Tasks to carry out —
(1) Before the entries comes a passage on Hartley's paintings. Decide whether each statement below agrees with that passage. Answer yes or no, and quote the deciding words: (a) the exhibition is arranged in chronological order; (b) the 1917 New England still life was painted in Bermuda; (c) the pointy Alpine peaks come from Hartley's return to Switzerland.
(2) Continue the passage on Hartley's paintings from its last sentence, which ends "to honor his Nova Scotia friends lost at sea."

START Selected text

Hartley’s 1934 Autumn Landscape, Dogtown – a colorful painting made near Gloucester, Maine. Courtesy: Jan T. and Marica Vilcek Collection.
The exhibition does not unfold chronologically. Instead, it shows how much friends, place, and spiritual encounters affected him.
Near the Berlin abstractions are highly expressionist 1930s rockscapes from Maine and pointy Alpine peaks from his return to Bavaria. There’s an example of his stripped-down 1916 “synthetic cubist” work in Provincetown, a 1917 New England still life painted in Bermuda when he was budget-bunking with Demuth, and a red-saturated still life that is a therapeutic tribute to his Nova Scotia friends who died at sea in the late Thirties.
Hartley’s 1942 White Sea Horse – part of a series with vivid backgrounds done in Maine. Courtesy: Jan T. and Marica Vilcek Collection
Hartley’s 1935-39 Roses for Seagulls that Lost Their Way –made in Bermuda to honor his Nova Scotia friends lost at sea. Courtesy: Jan T. and Marica Vilcek Collection.

END Selected text
START Exercise data

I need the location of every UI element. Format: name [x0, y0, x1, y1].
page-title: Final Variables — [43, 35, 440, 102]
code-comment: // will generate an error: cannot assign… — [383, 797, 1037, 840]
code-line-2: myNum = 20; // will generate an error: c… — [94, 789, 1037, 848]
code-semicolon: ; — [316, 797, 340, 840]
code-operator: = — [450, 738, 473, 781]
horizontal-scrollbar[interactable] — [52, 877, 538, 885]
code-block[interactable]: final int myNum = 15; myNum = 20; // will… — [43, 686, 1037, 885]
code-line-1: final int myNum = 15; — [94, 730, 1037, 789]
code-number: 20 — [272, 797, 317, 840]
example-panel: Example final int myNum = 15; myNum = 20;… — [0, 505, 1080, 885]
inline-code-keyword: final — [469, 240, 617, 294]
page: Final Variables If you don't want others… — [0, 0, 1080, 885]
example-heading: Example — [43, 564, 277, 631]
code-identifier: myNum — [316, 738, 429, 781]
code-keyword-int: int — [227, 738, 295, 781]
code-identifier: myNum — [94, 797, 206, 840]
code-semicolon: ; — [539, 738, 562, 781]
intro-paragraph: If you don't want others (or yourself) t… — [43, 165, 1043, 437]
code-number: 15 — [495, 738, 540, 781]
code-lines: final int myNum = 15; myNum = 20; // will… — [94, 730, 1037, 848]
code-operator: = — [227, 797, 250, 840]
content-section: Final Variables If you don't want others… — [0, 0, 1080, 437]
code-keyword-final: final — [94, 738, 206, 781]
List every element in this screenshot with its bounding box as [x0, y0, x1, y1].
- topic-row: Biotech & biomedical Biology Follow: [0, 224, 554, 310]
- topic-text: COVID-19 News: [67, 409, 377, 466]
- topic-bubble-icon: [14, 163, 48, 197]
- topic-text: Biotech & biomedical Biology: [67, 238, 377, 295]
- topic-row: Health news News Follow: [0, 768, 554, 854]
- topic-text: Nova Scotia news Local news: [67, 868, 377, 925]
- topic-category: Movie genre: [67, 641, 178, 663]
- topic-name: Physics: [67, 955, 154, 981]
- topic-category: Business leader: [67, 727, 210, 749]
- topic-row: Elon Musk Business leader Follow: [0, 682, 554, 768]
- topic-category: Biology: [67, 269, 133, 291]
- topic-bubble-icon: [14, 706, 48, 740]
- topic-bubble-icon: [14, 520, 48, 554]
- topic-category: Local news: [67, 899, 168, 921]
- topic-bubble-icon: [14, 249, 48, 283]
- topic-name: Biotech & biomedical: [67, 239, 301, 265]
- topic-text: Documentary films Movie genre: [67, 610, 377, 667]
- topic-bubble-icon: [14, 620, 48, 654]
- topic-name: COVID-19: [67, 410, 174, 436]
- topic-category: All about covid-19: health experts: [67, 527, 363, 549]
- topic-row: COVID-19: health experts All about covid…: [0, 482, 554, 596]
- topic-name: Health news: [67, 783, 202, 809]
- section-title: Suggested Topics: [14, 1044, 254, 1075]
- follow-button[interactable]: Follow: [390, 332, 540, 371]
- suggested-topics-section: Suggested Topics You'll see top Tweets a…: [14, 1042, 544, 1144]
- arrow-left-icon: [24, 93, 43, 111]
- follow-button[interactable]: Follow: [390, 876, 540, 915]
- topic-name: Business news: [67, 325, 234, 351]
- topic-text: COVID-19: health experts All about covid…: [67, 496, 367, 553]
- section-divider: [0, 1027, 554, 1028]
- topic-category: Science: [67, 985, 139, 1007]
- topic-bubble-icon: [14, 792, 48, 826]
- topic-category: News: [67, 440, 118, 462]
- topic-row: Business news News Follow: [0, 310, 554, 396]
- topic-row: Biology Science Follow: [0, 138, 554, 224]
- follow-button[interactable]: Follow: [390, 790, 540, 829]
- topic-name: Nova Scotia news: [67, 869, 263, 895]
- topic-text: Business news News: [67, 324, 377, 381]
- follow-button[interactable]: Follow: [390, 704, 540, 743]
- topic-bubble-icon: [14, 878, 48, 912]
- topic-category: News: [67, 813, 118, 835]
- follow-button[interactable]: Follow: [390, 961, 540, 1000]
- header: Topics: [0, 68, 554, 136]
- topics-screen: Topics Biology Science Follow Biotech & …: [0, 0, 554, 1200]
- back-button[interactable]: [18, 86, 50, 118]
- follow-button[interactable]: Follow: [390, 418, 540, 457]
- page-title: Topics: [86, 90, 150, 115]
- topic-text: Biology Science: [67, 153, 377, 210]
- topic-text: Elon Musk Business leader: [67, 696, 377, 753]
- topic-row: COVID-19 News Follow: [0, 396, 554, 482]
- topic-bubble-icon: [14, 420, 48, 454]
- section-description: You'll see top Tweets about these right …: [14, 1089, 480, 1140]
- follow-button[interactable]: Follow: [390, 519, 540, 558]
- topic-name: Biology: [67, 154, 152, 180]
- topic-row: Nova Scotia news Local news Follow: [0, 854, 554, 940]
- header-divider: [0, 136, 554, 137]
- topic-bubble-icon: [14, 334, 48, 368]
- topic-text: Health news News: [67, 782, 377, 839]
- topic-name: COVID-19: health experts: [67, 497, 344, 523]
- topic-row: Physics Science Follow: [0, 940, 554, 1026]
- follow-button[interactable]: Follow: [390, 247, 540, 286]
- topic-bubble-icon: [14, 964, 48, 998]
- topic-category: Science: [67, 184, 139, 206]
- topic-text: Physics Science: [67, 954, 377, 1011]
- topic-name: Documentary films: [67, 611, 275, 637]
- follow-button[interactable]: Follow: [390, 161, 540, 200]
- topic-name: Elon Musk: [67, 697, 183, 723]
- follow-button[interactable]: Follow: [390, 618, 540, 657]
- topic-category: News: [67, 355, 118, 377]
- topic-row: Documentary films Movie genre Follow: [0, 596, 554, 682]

END Exercise data

Your responses —
(1)
(a) No: "The exhibition does not unfold chronologically."
(b) Yes: "a 1917 New England still life painted in Bermuda when he was budget-bunking with Demuth"
(c) No: "pointy Alpine peaks from his return to Bavaria"

(2)
In the middle of this gallery are vitrines with highly personal, everyday stuff from a painter who never settled down, stayed on the move, and always kept creating.
Here’s his camera, a scrapbook of personal photos, his 1923 published book of poetry, a few books from his library, and a little toy and pressed flowers sent to his niece.
Hartley’s photos from his 1917-1918 trip to Santa Fe. Courtesy: Bates College Museum of Art
Except for the Provincetown piece, all the surrounding paintings have direct, bold outlines, vivid colors, and vigorous, unglamorized visions – a fitting prelude to the last gallery of New Mexico landscapes.
Hartley’s 1919 El Santo painted in New Mexico.
The final gallery provides a panorama of landscapes, plus a dramatic image of a ridge of Mexican volcanoes. Hartley only spent part of
1918 in Taos and Santa Fe, where he traversed the hills, attended Pueblo ceremonies, and wrote about the indigenous culture. He also completed his El Santostill life with a black-on-black ceramic vase, a striped textile, and a Northern New Mexican retablo of a suffering Jesus.
But it might be a surprise to learn that all of the Southwest landscapes were painted in Berlin in the 1920s – fittingly called his New Mexico “recollections” – or in Mexico in the 1930s.
Floating clouds, expressive lines, and abstracted mountains – all from his vivid mind and recollections of spiritual and physical experiences long past. In the 21st century, increasing numbers of art historians and artists have looked to this phase of Hartley’s work for insight and inspiration – bold brushwork, expressive memory, and both a spiritual and emotional creative process.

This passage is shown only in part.